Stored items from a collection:
---+---

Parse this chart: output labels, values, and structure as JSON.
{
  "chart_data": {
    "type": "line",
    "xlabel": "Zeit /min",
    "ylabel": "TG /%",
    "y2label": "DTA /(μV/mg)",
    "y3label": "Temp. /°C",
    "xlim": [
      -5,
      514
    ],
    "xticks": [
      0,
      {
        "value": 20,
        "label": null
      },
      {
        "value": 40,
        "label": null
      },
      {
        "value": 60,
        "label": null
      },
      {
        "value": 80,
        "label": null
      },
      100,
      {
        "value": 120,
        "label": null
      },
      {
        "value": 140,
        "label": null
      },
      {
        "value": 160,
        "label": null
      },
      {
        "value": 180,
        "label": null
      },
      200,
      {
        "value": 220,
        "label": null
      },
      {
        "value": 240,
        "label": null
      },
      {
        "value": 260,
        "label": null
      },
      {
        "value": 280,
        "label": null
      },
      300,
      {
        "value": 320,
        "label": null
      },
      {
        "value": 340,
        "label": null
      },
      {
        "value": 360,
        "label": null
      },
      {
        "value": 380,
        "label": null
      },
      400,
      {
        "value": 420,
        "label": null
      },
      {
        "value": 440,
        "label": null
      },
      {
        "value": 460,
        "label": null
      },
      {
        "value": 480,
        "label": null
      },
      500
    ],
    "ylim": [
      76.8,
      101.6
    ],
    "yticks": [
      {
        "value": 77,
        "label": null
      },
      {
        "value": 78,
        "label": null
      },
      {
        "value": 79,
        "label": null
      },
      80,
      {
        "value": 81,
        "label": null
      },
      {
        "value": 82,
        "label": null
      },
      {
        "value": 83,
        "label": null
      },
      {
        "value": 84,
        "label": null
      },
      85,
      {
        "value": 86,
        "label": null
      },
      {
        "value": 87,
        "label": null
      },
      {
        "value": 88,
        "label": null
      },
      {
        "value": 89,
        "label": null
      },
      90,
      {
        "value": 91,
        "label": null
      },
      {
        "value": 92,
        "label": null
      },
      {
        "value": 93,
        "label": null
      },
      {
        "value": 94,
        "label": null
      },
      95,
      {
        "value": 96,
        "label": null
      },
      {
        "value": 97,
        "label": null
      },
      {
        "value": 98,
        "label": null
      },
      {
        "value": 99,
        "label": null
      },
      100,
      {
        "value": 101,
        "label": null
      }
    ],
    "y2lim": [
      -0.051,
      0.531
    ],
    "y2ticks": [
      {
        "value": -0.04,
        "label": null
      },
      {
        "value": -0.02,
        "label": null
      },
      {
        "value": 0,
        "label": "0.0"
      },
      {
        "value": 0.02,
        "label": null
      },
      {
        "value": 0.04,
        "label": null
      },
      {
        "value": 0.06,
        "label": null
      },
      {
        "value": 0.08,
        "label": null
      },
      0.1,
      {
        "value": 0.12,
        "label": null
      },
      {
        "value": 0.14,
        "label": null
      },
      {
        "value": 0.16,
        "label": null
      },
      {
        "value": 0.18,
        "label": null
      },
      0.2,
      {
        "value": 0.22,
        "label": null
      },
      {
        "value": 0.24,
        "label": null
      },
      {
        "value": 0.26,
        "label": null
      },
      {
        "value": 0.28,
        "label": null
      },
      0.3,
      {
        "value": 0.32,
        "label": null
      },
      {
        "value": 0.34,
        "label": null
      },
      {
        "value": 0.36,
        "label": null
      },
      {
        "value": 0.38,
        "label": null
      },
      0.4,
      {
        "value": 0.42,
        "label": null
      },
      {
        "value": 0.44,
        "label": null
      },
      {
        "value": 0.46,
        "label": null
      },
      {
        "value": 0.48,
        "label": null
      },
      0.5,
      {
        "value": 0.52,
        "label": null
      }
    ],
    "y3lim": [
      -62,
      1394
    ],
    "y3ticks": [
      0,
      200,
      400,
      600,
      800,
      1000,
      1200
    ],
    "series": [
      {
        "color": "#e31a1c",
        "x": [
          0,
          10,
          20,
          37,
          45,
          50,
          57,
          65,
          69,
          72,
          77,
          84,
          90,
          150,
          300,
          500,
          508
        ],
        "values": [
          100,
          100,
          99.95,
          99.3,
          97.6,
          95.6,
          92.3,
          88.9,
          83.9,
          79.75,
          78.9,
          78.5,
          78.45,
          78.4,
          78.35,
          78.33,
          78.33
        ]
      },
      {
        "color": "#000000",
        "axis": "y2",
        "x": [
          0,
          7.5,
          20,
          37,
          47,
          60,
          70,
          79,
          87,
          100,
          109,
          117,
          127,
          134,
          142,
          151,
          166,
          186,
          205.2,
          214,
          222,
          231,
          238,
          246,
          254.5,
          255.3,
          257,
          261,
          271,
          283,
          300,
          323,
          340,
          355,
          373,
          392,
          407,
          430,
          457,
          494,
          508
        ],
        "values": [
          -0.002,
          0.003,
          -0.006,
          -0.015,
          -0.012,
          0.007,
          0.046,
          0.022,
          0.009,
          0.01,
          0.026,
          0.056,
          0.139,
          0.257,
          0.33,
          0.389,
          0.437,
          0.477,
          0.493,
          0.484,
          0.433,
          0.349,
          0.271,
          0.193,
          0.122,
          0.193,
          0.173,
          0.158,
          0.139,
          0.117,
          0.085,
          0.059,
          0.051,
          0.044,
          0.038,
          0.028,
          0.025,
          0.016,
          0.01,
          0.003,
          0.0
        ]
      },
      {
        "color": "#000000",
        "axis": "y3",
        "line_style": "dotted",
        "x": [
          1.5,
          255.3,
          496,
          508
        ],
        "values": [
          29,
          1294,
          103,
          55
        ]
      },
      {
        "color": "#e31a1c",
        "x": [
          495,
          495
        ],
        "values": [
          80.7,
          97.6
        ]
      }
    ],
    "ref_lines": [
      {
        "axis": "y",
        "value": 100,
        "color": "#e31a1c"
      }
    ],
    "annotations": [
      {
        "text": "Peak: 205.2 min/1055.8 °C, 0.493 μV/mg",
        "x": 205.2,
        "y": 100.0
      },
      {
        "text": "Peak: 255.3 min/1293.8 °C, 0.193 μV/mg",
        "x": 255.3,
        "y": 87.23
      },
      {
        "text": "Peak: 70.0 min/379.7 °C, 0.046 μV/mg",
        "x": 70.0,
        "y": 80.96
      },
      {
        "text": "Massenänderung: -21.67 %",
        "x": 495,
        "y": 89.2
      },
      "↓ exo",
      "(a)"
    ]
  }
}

---+---

## AIM
Output the listing above exactly as it appears.

## COMPLETE RESPONSE
Parse this chart: output labels, values, and structure as JSON.
{
  "chart_data": {
    "type": "line",
    "xlabel": "Zeit /min",
    "ylabel": "TG /%",
    "y2label": "DTA /(μV/mg)",
    "y3label": "Temp. /°C",
    "xlim": [
      -5,
      514
    ],
    "xticks": [
      0,
      {
        "value": 20,
        "label": null
      },
      {
        "value": 40,
        "label": null
      },
      {
        "value": 60,
        "label": null
      },
      {
        "value": 80,
        "label": null
      },
      100,
      {
        "value": 120,
        "label": null
      },
      {
        "value": 140,
        "label": null
      },
      {
        "value": 160,
        "label": null
      },
      {
        "value": 180,
        "label": null
      },
      200,
      {
        "value": 220,
        "label": null
      },
      {
        "value": 240,
        "label": null
      },
      {
        "value": 260,
        "label": null
      },
      {
        "value": 280,
        "label": null
      },
      300,
      {
        "value": 320,
        "label": null
      },
      {
        "value": 340,
        "label": null
      },
      {
        "value": 360,
        "label": null
      },
      {
        "value": 380,
        "label": null
      },
      400,
      {
        "value": 420,
        "label": null
      },
      {
        "value": 440,
        "label": null
      },
      {
        "value": 460,
        "label": null
      },
      {
        "value": 480,
        "label": null
      },
      500
    ],
    "ylim": [
      76.8,
      101.6
    ],
    "yticks": [
      {
        "value": 77,
        "label": null
      },
      {
        "value": 78,
        "label": null
      },
      {
        "value": 79,
        "label": null
      },
      80,
      {
        "value": 81,
        "label": null
      },
      {
        "value": 82,
        "label": null
      },
      {
        "value": 83,
        "label": null
      },
      {
        "value": 84,
        "label": null
      },
      85,
      {
        "value": 86,
        "label": null
      },
      {
        "value": 87,
        "label": null
      },
      {
        "value": 88,
        "label": null
      },
      {
        "value": 89,
        "label": null
      },
      90,
      {
        "value": 91,
        "label": null
      },
      {
        "value": 92,
        "label": null
      },
      {
        "value": 93,
        "label": null
      },
      {
        "value": 94,
        "label": null
      },
      95,
      {
        "value": 96,
        "label": null
      },
      {
        "value": 97,
        "label": null
      },
      {
        "value": 98,
        "label": null
      },
      {
        "value": 99,
        "label": null
      },
      100,
      {
        "value": 101,
        "label": null
      }
    ],
    "y2lim": [
      -0.051,
      0.531
    ],
    "y2ticks": [
      {
        "value": -0.04,
        "label": null
      },
      {
        "value": -0.02,
        "label": null
      },
      {
        "value": 0,
        "label": "0.0"
      },
      {
        "value": 0.02,
        "label": null
      },
      {
        "value": 0.04,
        "label": null
      },
      {
        "value": 0.06,
        "label": null
      },
      {
        "value": 0.08,
        "label": null
      },
      0.1,
      {
        "value": 0.12,
        "label": null
      },
      {
        "value": 0.14,
        "label": null
      },
      {
        "value": 0.16,
        "label": null
      },
      {
        "value": 0.18,
        "label": null
      },
      0.2,
      {
        "value": 0.22,
        "label": null
      },
      {
        "value": 0.24,
        "label": null
      },
      {
        "value": 0.26,
        "label": null
      },
      {
        "value": 0.28,
        "label": null
      },
      0.3,
      {
        "value": 0.32,
        "label": null
      },
      {
        "value": 0.34,
        "label": null
      },
      {
        "value": 0.36,
        "label": null
      },
      {
        "value": 0.38,
        "label": null
      },
      0.4,
      {
        "value": 0.42,
        "label": null
      },
      {
        "value": 0.44,
        "label": null
      },
      {
        "value": 0.46,
        "label": null
      },
      {
        "value": 0.48,
        "label": null
      },
      0.5,
      {
        "value": 0.52,
        "label": null
      }
    ],
    "y3lim": [
      -62,
      1394
    ],
    "y3ticks": [
      0,
      200,
      400,
      600,
      800,
      1000,
      1200
    ],
    "series": [
      {
        "color": "#e31a1c",
        "x": [
          0,
          10,
          20,
          37,
          45,
          50,
          57,
          65,
          69,
          72,
          77,
          84,
          90,
          150,
          300,
          500,
          508
        ],
        "values": [
          100,
          100,
          99.95,
          99.3,
          97.6,
          95.6,
          92.3,
          88.9,
          83.9,
          79.75,
          78.9,
          78.5,
          78.45,
          78.4,
          78.35,
          78.33,
          78.33
        ]
      },
      {
        "color": "#000000",
        "axis": "y2",
        "x": [
          0,
          7.5,
          20,
          37,
          47,
          60,
          70,
          79,
          87,
          100,
          109,
          117,
          127,
          134,
          142,
          151,
          166,
          186,
          205.2,
          214,
          222,
          231,
          238,
          246,
          254.5,
          255.3,
          257,
          261,
          271,
          283,
          300,
          323,
          340,
          355,
          373,
          392,
          407,
          430,
          457,
          494,
          508
        ],
        "values": [
          -0.002,
          0.003,
          -0.006,
          -0.015,
          -0.012,
          0.007,
          0.046,
          0.022,
          0.009,
          0.01,
          0.026,
          0.056,
          0.139,
          0.257,
          0.33,
          0.389,
          0.437,
          0.477,
          0.493,
          0.484,
          0.433,
          0.349,
          0.271,
          0.193,
          0.122,
          0.193,
          0.173,
          0.158,
          0.139,
          0.117,
          0.085,
          0.059,
          0.051,
          0.044,
          0.038,
          0.028,
          0.025,
          0.016,
          0.01,
          0.003,
          0.0
        ]
      },
      {
        "color": "#000000",
        "axis": "y3",
        "line_style": "dotted",
        "x": [
          1.5,
          255.3,
          496,
          508
        ],
        "values": [
          29,
          1294,
          103,
          55
        ]
      },
      {
        "color": "#e31a1c",
        "x": [
          495,
          495
        ],
        "values": [
          80.7,
          97.6
        ]
      }
    ],
    "ref_lines": [
      {
        "axis": "y",
        "value": 100,
        "color": "#e31a1c"
      }
    ],
    "annotations": [
      {
        "text": "Peak: 205.2 min/1055.8 °C, 0.493 μV/mg",
        "x": 205.2,
        "y": 100.0
      },
      {
        "text": "Peak: 255.3 min/1293.8 °C, 0.193 μV/mg",
        "x": 255.3,
        "y": 87.23
      },
      {
        "text": "Peak: 70.0 min/379.7 °C, 0.046 μV/mg",
        "x": 70.0,
        "y": 80.96
      },
      {
        "text": "Massenänderung: -21.67 %",
        "x": 495,
        "y": 89.2
      },
      "↓ exo",
      "(a)"
    ]
  }
}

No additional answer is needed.